● WORK INSTRUCTIONS
Copy all lines below containing "период".

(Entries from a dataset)
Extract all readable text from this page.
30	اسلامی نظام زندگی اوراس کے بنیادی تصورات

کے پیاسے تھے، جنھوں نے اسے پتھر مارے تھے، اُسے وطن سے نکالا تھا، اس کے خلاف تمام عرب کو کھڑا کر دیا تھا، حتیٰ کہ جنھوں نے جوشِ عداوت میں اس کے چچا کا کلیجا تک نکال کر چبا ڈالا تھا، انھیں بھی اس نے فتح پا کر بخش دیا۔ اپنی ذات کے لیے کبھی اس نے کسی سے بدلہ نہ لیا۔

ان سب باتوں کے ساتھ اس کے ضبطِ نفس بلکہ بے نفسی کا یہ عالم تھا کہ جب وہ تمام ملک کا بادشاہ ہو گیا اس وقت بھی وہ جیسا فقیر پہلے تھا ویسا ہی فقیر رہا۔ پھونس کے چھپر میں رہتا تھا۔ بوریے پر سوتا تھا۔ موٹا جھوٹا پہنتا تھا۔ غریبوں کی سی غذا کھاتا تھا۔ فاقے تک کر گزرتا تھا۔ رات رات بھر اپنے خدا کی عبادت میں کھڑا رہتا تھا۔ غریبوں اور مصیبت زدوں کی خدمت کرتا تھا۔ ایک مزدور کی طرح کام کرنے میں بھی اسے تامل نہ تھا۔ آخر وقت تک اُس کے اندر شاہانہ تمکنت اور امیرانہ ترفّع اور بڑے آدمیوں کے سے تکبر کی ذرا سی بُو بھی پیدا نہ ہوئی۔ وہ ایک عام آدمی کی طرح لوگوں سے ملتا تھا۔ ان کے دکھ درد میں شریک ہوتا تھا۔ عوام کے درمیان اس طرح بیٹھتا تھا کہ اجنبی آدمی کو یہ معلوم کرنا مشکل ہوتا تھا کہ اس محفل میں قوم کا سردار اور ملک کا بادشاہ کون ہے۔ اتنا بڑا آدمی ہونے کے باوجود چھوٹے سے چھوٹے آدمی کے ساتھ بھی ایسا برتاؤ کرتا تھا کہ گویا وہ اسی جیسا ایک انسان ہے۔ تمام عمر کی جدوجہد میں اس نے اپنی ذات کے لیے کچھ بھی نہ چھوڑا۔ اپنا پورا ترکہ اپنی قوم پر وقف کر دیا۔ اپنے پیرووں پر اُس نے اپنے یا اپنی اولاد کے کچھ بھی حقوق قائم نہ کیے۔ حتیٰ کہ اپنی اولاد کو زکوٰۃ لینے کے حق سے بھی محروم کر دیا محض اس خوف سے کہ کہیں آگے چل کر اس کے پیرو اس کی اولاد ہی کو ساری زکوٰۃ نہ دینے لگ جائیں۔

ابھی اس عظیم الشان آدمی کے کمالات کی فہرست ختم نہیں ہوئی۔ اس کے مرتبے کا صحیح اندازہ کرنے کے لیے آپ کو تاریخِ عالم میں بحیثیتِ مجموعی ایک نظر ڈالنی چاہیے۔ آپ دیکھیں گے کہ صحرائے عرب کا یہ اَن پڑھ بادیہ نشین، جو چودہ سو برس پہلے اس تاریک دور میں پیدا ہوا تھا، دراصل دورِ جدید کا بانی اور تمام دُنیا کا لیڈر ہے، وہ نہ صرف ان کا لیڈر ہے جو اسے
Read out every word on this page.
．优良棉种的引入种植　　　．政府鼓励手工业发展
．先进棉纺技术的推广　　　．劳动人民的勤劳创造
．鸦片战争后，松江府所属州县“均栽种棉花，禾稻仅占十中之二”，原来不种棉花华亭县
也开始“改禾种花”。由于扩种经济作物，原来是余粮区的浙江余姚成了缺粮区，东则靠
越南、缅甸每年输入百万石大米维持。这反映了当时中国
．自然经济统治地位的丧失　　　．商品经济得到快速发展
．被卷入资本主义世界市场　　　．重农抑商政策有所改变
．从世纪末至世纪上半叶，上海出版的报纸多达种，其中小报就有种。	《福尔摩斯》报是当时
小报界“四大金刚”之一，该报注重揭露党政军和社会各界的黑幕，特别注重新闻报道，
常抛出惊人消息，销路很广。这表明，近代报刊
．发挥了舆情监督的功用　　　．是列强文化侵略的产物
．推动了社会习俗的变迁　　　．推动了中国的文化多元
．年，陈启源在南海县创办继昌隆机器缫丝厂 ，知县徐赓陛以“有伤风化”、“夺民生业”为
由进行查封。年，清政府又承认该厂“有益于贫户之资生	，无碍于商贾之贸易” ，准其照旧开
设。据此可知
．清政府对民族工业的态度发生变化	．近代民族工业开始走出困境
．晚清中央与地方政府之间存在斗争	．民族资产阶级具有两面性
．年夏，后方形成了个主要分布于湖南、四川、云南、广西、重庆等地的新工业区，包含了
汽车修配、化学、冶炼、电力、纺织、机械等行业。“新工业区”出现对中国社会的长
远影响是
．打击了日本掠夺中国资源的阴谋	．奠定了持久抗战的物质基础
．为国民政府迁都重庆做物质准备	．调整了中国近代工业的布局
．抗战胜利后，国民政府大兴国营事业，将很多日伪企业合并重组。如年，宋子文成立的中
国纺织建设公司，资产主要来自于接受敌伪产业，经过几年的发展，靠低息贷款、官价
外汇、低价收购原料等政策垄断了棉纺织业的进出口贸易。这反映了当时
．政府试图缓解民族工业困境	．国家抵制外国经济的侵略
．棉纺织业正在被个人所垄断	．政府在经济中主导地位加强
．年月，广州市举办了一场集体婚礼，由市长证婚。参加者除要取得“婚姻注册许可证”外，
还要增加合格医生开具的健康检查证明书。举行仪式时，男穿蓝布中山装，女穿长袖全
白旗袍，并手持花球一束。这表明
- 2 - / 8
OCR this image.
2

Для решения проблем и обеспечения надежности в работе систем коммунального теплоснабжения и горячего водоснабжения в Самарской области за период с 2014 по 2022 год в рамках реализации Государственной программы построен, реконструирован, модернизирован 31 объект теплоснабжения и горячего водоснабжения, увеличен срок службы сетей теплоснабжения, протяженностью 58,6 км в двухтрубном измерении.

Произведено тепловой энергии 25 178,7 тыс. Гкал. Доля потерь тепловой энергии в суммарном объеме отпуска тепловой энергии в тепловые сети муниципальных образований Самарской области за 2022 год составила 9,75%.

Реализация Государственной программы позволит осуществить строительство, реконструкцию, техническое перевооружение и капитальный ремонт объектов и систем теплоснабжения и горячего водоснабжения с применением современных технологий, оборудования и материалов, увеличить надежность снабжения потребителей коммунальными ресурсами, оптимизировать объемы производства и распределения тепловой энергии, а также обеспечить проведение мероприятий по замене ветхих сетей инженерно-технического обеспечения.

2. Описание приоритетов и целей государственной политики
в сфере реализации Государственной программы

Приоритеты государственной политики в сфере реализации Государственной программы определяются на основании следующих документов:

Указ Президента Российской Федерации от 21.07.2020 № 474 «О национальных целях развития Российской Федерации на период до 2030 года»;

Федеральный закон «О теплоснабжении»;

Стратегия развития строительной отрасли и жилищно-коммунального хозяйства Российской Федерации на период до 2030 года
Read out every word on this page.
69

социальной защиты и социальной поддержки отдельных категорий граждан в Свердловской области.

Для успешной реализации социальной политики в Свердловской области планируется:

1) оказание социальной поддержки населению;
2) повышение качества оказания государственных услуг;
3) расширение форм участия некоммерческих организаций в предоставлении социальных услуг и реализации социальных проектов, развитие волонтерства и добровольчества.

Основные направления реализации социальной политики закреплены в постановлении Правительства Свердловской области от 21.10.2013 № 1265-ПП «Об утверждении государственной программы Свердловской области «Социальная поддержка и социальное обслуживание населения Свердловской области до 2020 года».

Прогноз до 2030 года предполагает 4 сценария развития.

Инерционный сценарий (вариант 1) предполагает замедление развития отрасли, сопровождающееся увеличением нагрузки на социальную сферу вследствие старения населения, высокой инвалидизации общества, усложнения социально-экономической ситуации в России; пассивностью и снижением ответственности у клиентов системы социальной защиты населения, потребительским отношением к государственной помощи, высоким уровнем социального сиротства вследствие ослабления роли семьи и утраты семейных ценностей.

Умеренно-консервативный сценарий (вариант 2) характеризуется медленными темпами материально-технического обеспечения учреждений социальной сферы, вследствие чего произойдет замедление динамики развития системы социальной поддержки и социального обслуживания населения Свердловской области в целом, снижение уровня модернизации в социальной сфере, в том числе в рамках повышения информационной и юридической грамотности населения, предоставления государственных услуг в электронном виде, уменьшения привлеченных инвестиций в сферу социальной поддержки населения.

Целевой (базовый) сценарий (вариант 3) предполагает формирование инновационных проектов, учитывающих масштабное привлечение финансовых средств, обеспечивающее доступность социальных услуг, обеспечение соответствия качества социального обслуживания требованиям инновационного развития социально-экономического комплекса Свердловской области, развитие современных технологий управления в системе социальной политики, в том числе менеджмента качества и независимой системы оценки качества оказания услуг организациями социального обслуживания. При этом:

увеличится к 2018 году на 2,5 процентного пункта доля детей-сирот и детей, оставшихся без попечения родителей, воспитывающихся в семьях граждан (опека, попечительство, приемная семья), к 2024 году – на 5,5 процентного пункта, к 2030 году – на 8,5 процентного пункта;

● OUTPUT FOR THIS TASK
Для решения проблем и обеспечения надежности в работе систем коммунального теплоснабжения и горячего водоснабжения в Самарской области за период с 2014 по 2022 год в рамках реализации Государственной программы построен, реконструирован, модернизирован 31 объект теплоснабжения и горячего водоснабжения, увеличен срок службы сетей теплоснабжения, протяженностью 58,6 км в двухтрубном измерении.
Указ Президента Российской Федерации от 21.07.2020 № 474 «О национальных целях развития Российской Федерации на период до 2030 года»;
Стратегия развития строительной отрасли и жилищно-коммунального хозяйства Российской Федерации на период до 2030 года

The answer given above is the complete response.